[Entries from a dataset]
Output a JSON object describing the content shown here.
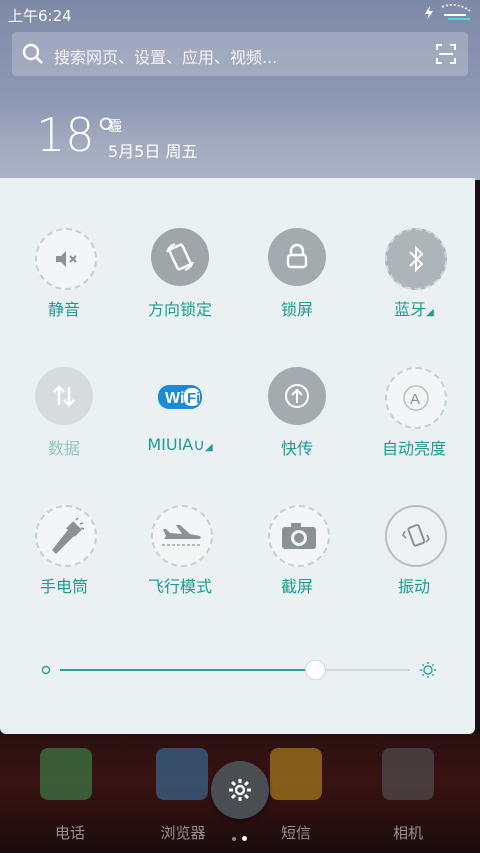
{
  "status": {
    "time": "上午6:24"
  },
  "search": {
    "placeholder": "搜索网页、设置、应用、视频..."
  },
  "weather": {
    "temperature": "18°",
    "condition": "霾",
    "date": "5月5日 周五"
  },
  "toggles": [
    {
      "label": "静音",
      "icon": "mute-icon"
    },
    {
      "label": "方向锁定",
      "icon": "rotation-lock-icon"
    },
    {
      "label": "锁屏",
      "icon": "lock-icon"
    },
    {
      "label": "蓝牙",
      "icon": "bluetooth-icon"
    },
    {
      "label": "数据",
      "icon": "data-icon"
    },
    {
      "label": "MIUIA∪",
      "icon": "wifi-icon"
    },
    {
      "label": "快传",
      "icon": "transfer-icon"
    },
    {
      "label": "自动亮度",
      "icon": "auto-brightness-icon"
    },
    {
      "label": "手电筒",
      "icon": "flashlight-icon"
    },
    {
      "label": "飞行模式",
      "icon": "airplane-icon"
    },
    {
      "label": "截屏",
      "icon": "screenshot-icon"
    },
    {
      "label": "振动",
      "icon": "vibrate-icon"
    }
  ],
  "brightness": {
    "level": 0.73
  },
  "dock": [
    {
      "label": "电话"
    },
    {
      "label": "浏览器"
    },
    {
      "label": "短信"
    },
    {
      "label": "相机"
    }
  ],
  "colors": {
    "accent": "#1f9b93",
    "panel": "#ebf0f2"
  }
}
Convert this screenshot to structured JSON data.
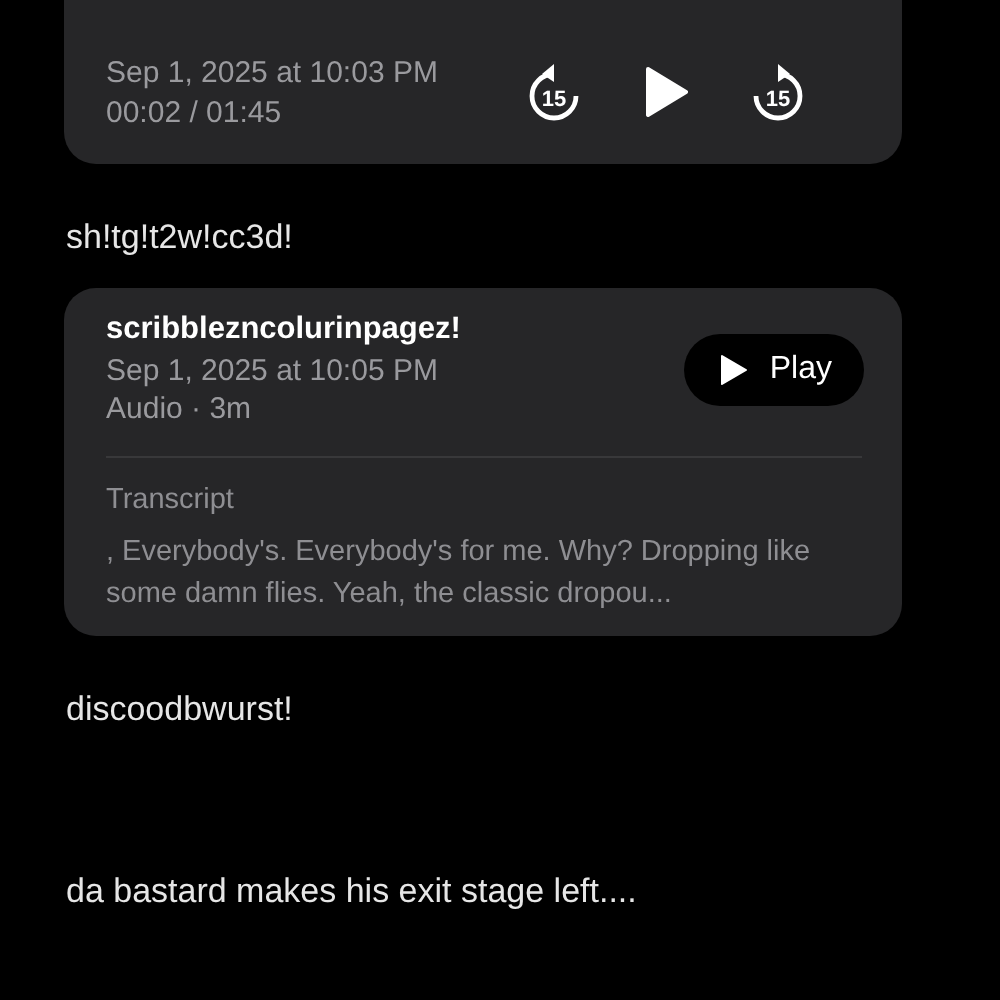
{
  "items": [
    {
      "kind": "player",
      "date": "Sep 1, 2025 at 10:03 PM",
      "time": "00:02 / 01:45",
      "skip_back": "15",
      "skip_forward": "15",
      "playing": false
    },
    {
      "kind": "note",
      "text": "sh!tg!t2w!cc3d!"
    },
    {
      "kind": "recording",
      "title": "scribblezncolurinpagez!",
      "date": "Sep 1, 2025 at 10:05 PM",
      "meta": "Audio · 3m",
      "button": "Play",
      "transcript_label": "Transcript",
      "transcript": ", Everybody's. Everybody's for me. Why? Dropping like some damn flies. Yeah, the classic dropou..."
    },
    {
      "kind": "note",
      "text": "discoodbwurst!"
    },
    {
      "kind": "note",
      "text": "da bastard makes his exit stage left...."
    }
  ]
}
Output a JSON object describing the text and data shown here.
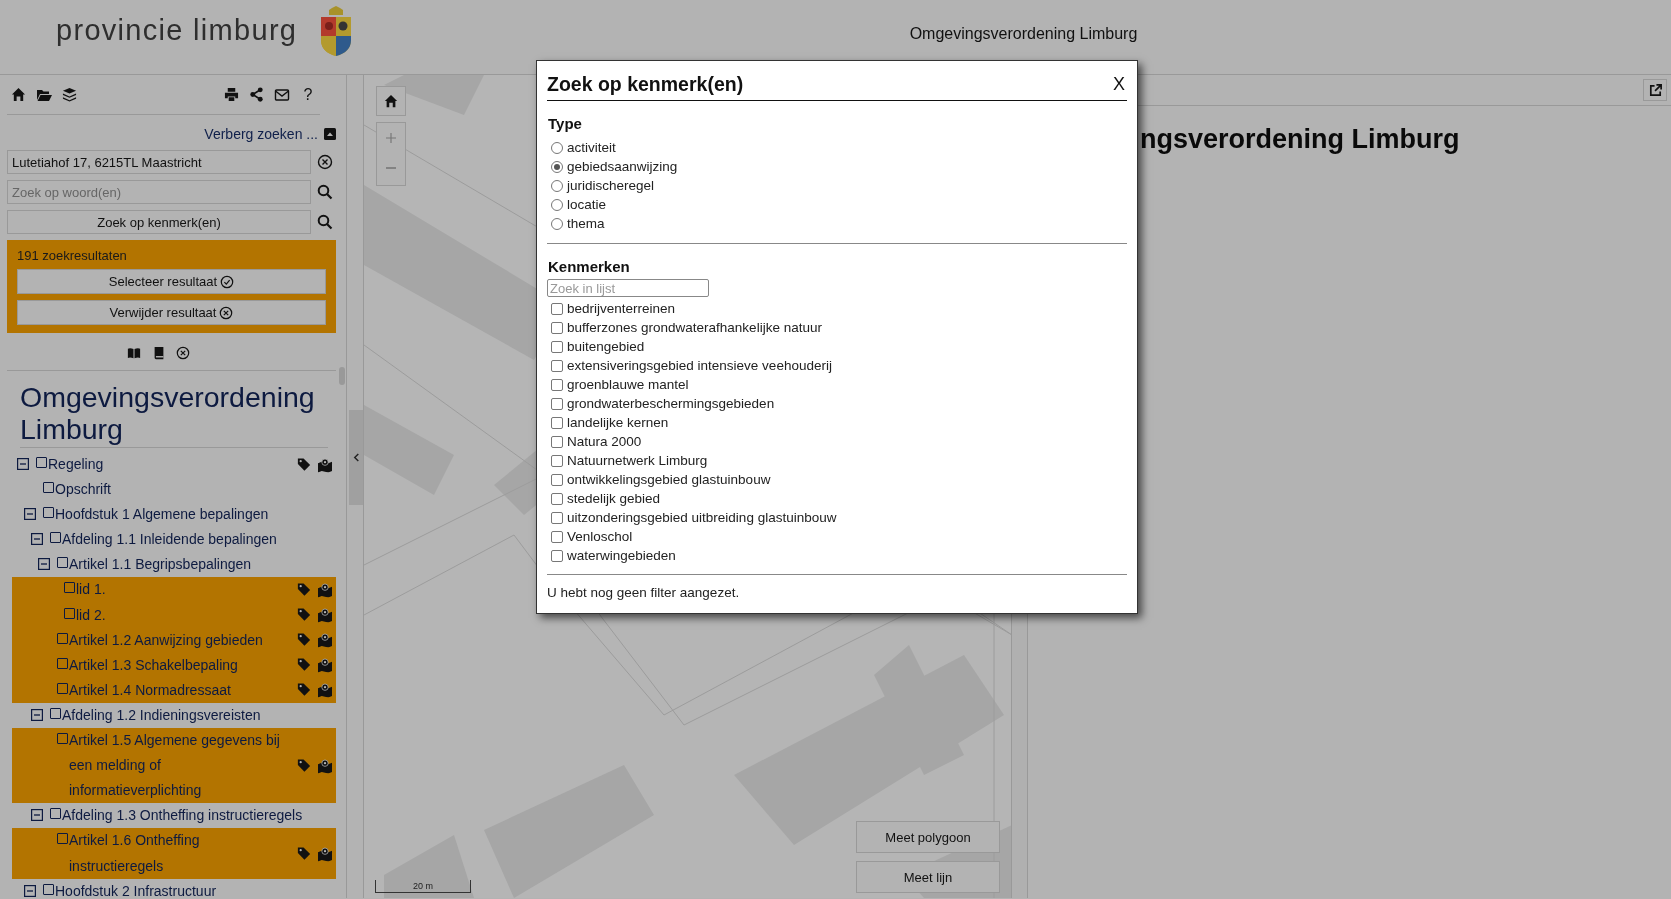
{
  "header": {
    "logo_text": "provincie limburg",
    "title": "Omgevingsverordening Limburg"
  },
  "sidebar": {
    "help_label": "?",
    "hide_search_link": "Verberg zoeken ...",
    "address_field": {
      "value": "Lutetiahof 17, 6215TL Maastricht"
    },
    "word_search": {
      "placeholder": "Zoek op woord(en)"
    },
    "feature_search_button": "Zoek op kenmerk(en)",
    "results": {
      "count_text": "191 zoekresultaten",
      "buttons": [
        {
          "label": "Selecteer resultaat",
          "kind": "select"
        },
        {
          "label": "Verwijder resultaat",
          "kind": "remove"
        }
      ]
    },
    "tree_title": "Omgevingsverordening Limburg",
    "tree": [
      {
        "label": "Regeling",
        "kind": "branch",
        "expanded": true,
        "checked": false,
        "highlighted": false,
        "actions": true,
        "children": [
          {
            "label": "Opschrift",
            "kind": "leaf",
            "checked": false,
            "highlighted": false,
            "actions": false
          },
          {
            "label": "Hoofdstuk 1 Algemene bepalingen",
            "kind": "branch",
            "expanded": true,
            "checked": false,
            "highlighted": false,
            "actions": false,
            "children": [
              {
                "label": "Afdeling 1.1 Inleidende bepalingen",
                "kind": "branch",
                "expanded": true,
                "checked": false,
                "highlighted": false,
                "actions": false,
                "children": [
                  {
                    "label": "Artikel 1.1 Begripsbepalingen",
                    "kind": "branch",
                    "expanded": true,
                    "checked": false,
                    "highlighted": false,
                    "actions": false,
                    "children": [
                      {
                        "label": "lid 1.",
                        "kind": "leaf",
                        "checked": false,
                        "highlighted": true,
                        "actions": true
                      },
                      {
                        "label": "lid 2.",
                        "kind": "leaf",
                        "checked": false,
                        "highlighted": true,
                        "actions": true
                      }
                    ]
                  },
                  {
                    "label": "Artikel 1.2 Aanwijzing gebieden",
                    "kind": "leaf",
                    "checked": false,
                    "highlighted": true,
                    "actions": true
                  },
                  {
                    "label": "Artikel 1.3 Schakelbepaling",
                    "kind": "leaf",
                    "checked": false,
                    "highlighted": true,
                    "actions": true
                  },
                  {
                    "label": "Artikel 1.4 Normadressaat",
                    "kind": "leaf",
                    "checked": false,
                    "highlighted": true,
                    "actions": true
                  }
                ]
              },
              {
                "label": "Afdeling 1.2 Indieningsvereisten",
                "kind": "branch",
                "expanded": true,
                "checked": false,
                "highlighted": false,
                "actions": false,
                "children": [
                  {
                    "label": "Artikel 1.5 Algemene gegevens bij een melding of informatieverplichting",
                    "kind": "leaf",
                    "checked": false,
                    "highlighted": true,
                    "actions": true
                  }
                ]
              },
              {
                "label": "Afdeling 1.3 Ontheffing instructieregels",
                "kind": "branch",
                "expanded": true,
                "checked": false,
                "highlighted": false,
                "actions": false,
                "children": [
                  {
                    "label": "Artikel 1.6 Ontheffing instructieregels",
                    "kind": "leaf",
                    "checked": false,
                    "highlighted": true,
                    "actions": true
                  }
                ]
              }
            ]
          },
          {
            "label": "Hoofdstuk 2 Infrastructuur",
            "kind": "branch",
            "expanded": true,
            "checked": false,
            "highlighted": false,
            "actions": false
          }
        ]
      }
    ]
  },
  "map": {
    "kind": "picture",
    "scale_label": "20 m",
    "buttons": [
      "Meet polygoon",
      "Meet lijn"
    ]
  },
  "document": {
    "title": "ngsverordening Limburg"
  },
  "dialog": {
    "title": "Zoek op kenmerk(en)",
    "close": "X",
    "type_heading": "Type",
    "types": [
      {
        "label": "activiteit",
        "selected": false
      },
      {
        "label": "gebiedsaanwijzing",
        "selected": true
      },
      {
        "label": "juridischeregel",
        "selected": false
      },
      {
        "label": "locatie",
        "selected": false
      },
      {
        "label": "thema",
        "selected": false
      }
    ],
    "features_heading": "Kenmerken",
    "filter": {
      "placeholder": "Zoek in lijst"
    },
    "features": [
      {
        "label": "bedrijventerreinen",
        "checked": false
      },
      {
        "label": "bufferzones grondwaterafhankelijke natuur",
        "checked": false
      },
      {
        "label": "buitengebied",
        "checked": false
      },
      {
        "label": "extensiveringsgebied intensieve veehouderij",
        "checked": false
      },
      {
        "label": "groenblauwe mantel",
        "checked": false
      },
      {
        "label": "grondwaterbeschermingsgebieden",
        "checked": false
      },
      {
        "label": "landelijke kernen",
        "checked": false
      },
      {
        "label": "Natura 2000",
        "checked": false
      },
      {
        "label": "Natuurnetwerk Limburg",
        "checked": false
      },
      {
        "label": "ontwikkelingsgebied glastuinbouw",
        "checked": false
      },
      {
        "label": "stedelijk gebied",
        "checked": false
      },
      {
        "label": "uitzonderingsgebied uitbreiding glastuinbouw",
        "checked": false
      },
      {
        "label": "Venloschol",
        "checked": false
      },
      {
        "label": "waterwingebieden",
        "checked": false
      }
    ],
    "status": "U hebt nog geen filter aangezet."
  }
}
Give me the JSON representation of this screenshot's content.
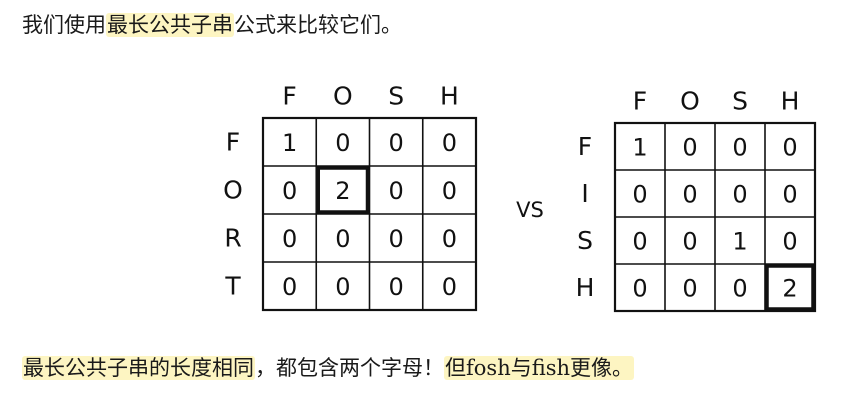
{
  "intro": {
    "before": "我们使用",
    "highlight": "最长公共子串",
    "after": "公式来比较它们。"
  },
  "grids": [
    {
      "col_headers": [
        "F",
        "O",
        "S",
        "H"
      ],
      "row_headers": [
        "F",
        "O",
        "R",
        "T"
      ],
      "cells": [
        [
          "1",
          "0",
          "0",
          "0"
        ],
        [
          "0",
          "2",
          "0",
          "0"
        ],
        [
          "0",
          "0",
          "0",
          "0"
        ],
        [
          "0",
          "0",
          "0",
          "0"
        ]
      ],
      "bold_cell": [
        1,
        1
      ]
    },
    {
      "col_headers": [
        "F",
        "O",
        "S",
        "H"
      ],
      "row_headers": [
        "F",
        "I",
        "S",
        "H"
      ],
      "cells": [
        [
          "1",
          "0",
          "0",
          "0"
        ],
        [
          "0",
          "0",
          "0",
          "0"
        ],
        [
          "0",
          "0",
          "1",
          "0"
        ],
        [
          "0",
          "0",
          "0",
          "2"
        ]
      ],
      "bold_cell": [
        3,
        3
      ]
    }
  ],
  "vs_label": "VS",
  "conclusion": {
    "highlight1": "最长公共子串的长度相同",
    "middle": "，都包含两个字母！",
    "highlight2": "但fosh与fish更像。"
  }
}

**Directions for this task:** Above are the records. Copy exactly, and only, the lines from the line containing "Give me the" through the last one, omitting any pictures.

**Response:**
Give me the JSON representation of this screenshot's content.
{
  "intro": {
    "before": "我们使用",
    "highlight": "最长公共子串",
    "after": "公式来比较它们。"
  },
  "grids": [
    {
      "col_headers": [
        "F",
        "O",
        "S",
        "H"
      ],
      "row_headers": [
        "F",
        "O",
        "R",
        "T"
      ],
      "cells": [
        [
          "1",
          "0",
          "0",
          "0"
        ],
        [
          "0",
          "2",
          "0",
          "0"
        ],
        [
          "0",
          "0",
          "0",
          "0"
        ],
        [
          "0",
          "0",
          "0",
          "0"
        ]
      ],
      "bold_cell": [
        1,
        1
      ]
    },
    {
      "col_headers": [
        "F",
        "O",
        "S",
        "H"
      ],
      "row_headers": [
        "F",
        "I",
        "S",
        "H"
      ],
      "cells": [
        [
          "1",
          "0",
          "0",
          "0"
        ],
        [
          "0",
          "0",
          "0",
          "0"
        ],
        [
          "0",
          "0",
          "1",
          "0"
        ],
        [
          "0",
          "0",
          "0",
          "2"
        ]
      ],
      "bold_cell": [
        3,
        3
      ]
    }
  ],
  "vs_label": "VS",
  "conclusion": {
    "highlight1": "最长公共子串的长度相同",
    "middle": "，都包含两个字母！",
    "highlight2": "但fosh与fish更像。"
  }
}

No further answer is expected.